> DATA FOR THIS EXERCISE:
--------------------------------
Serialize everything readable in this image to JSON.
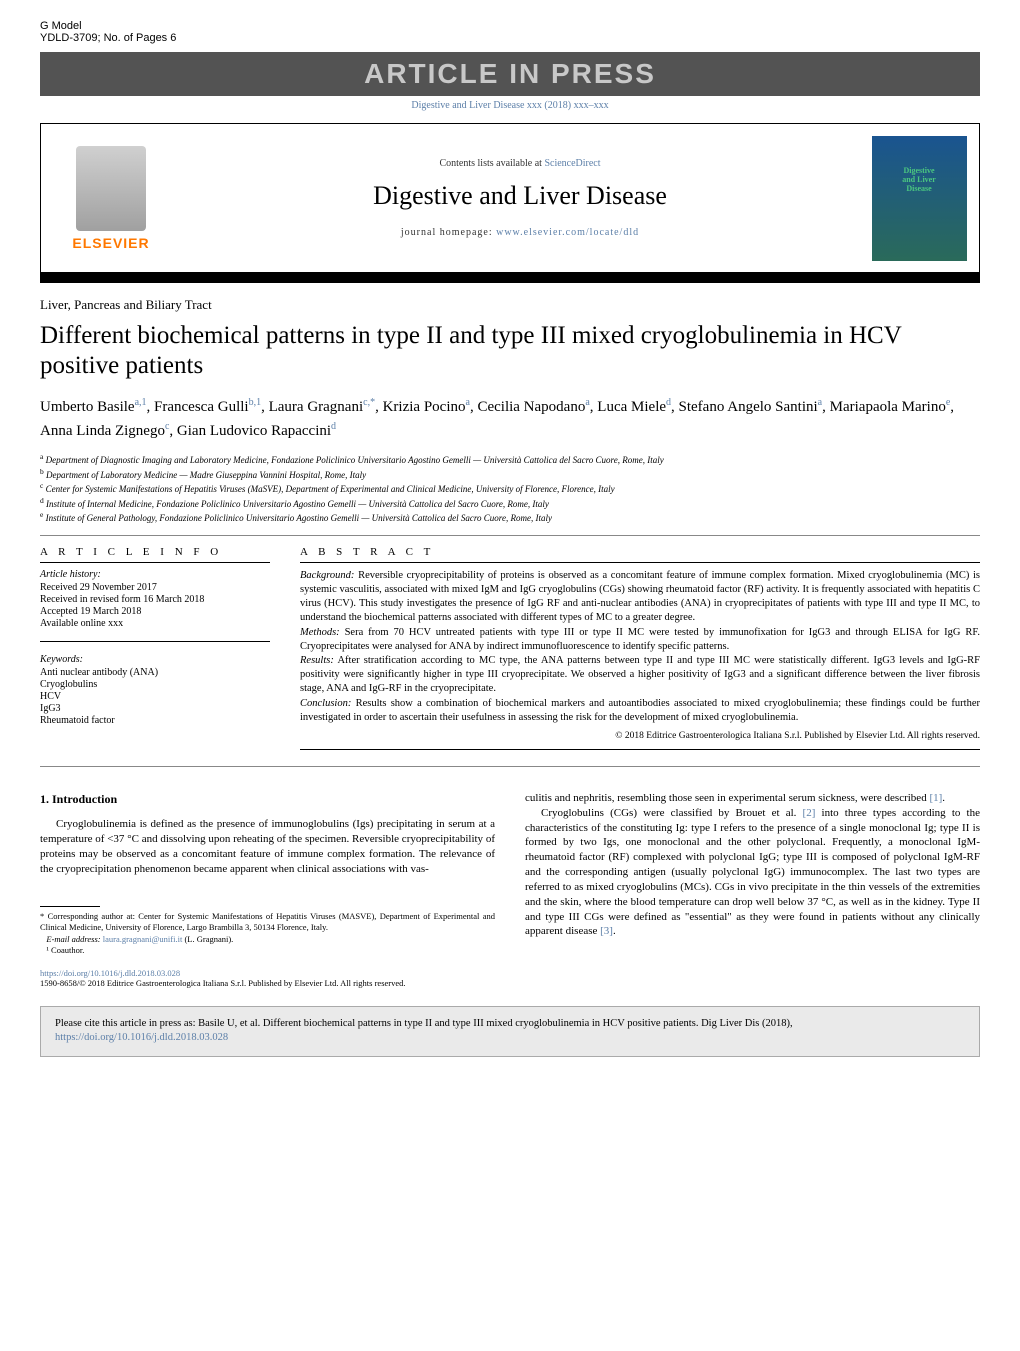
{
  "topbar": {
    "gmodel": "G Model",
    "ref": "YDLD-3709;   No. of Pages 6",
    "press_banner": "ARTICLE IN PRESS",
    "citation": "Digestive and Liver Disease xxx (2018) xxx–xxx"
  },
  "header": {
    "contents_text": "Contents lists available at ",
    "contents_link": "ScienceDirect",
    "journal_title": "Digestive and Liver Disease",
    "homepage_label": "journal homepage: ",
    "homepage_url": "www.elsevier.com/locate/dld",
    "elsevier": "ELSEVIER",
    "cover_label": "Digestive\nand Liver\nDisease"
  },
  "section_label": "Liver, Pancreas and Biliary Tract",
  "title": "Different biochemical patterns in type II and type III mixed cryoglobulinemia in HCV positive patients",
  "authors_html": "Umberto Basile<sup>a,1</sup>, Francesca Gulli<sup>b,1</sup>, Laura Gragnani<sup>c,*</sup>, Krizia Pocino<sup>a</sup>, Cecilia Napodano<sup>a</sup>, Luca Miele<sup>d</sup>, Stefano Angelo Santini<sup>a</sup>, Mariapaola Marino<sup>e</sup>, Anna Linda Zignego<sup>c</sup>, Gian Ludovico Rapaccini<sup>d</sup>",
  "affiliations": [
    {
      "sup": "a",
      "text": "Department of Diagnostic Imaging and Laboratory Medicine, Fondazione Policlinico Universitario Agostino Gemelli — Università Cattolica del Sacro Cuore, Rome, Italy"
    },
    {
      "sup": "b",
      "text": "Department of Laboratory Medicine — Madre Giuseppina Vannini Hospital, Rome, Italy"
    },
    {
      "sup": "c",
      "text": "Center for Systemic Manifestations of Hepatitis Viruses (MaSVE), Department of Experimental and Clinical Medicine, University of Florence, Florence, Italy"
    },
    {
      "sup": "d",
      "text": "Institute of Internal Medicine, Fondazione Policlinico Universitario Agostino Gemelli — Università Cattolica del Sacro Cuore, Rome, Italy"
    },
    {
      "sup": "e",
      "text": "Institute of General Pathology, Fondazione Policlinico Universitario Agostino Gemelli — Università Cattolica del Sacro Cuore, Rome, Italy"
    }
  ],
  "info": {
    "header": "a r t i c l e   i n f o",
    "history_label": "Article history:",
    "received": "Received 29 November 2017",
    "revised": "Received in revised form 16 March 2018",
    "accepted": "Accepted 19 March 2018",
    "online": "Available online xxx",
    "keywords_label": "Keywords:",
    "keywords": [
      "Anti nuclear antibody (ANA)",
      "Cryoglobulins",
      "HCV",
      "IgG3",
      "Rheumatoid factor"
    ]
  },
  "abstract": {
    "header": "a b s t r a c t",
    "background_label": "Background:",
    "background": "Reversible cryoprecipitability of proteins is observed as a concomitant feature of immune complex formation. Mixed cryoglobulinemia (MC) is systemic vasculitis, associated with mixed IgM and IgG cryoglobulins (CGs) showing rheumatoid factor (RF) activity. It is frequently associated with hepatitis C virus (HCV). This study investigates the presence of IgG RF and anti-nuclear antibodies (ANA) in cryoprecipitates of patients with type III and type II MC, to understand the biochemical patterns associated with different types of MC to a greater degree.",
    "methods_label": "Methods:",
    "methods": "Sera from 70 HCV untreated patients with type III or type II MC were tested by immunofixation for IgG3 and through ELISA for IgG RF. Cryoprecipitates were analysed for ANA by indirect immunofluorescence to identify specific patterns.",
    "results_label": "Results:",
    "results": "After stratification according to MC type, the ANA patterns between type II and type III MC were statistically different. IgG3 levels and IgG-RF positivity were significantly higher in type III cryoprecipitate. We observed a higher positivity of IgG3 and a significant difference between the liver fibrosis stage, ANA and IgG-RF in the cryoprecipitate.",
    "conclusion_label": "Conclusion:",
    "conclusion": "Results show a combination of biochemical markers and autoantibodies associated to mixed cryoglobulinemia; these findings could be further investigated in order to ascertain their usefulness in assessing the risk for the development of mixed cryoglobulinemia.",
    "copyright": "© 2018 Editrice Gastroenterologica Italiana S.r.l. Published by Elsevier Ltd. All rights reserved."
  },
  "intro": {
    "heading": "1.  Introduction",
    "col1_p1": "Cryoglobulinemia is defined as the presence of immunoglobulins (Igs) precipitating in serum at a temperature of <37 °C and dissolving upon reheating of the specimen. Reversible cryoprecipitability of proteins may be observed as a concomitant feature of immune complex formation. The relevance of the cryoprecipitation phenomenon became apparent when clinical associations with vas-",
    "col2_p1_a": "culitis and nephritis, resembling those seen in experimental serum sickness, were described ",
    "col2_p1_ref": "[1]",
    "col2_p1_b": ".",
    "col2_p2_a": "Cryoglobulins (CGs) were classified by Brouet et al. ",
    "col2_p2_ref": "[2]",
    "col2_p2_b": " into three types according to the characteristics of the constituting Ig: type I refers to the presence of a single monoclonal Ig; type II is formed by two Igs, one monoclonal and the other polyclonal. Frequently, a monoclonal IgM-rheumatoid factor (RF) complexed with polyclonal IgG; type III is composed of polyclonal IgM-RF and the corresponding antigen (usually polyclonal IgG) immunocomplex. The last two types are referred to as mixed cryoglobulins (MCs). CGs in vivo precipitate in the thin vessels of the extremities and the skin, where the blood temperature can drop well below 37 °C, as well as in the kidney. Type II and type III CGs were defined as \"essential\" as they were found in patients without any clinically apparent disease ",
    "col2_p2_ref2": "[3]",
    "col2_p2_c": "."
  },
  "footnotes": {
    "corr": "* Corresponding author at: Center for Systemic Manifestations of Hepatitis Viruses (MASVE), Department of Experimental and Clinical Medicine, University of Florence, Largo Brambilla 3, 50134 Florence, Italy.",
    "email_label": "E-mail address: ",
    "email": "laura.gragnani@unifi.it",
    "email_person": " (L. Gragnani).",
    "coauthor": "¹ Coauthor."
  },
  "doi": {
    "url": "https://doi.org/10.1016/j.dld.2018.03.028",
    "issn_line": "1590-8658/© 2018 Editrice Gastroenterologica Italiana S.r.l. Published by Elsevier Ltd. All rights reserved."
  },
  "citebox": {
    "text": "Please cite this article in press as: Basile U, et al. Different biochemical patterns in type II and type III mixed cryoglobulinemia in HCV positive patients. Dig Liver Dis (2018), ",
    "url": "https://doi.org/10.1016/j.dld.2018.03.028"
  },
  "colors": {
    "banner_bg": "#535353",
    "banner_fg": "#c8c8c8",
    "link": "#5c7fa8",
    "elsevier_orange": "#ff7800",
    "citebox_bg": "#eaeaea"
  }
}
--------------------------------
> ACTIVITY:
Gather each line from the entries above that includes the word "Basile".

> ANSWER TO THIS PROBLEM:
  "authors_html": "Umberto Basile<sup>a,1</sup>, Francesca Gulli<sup>b,1</sup>, Laura Gragnani<sup>c,*</sup>, Krizia Pocino<sup>a</sup>, Cecilia Napodano<sup>a</sup>, Luca Miele<sup>d</sup>, Stefano Angelo Santini<sup>a</sup>, Mariapaola Marino<sup>e</sup>, Anna Linda Zignego<sup>c</sup>, Gian Ludovico Rapaccini<sup>d</sup>",
    "text": "Please cite this article in press as: Basile U, et al. Different biochemical patterns in type II and type III mixed cryoglobulinemia in HCV positive patients. Dig Liver Dis (2018), ",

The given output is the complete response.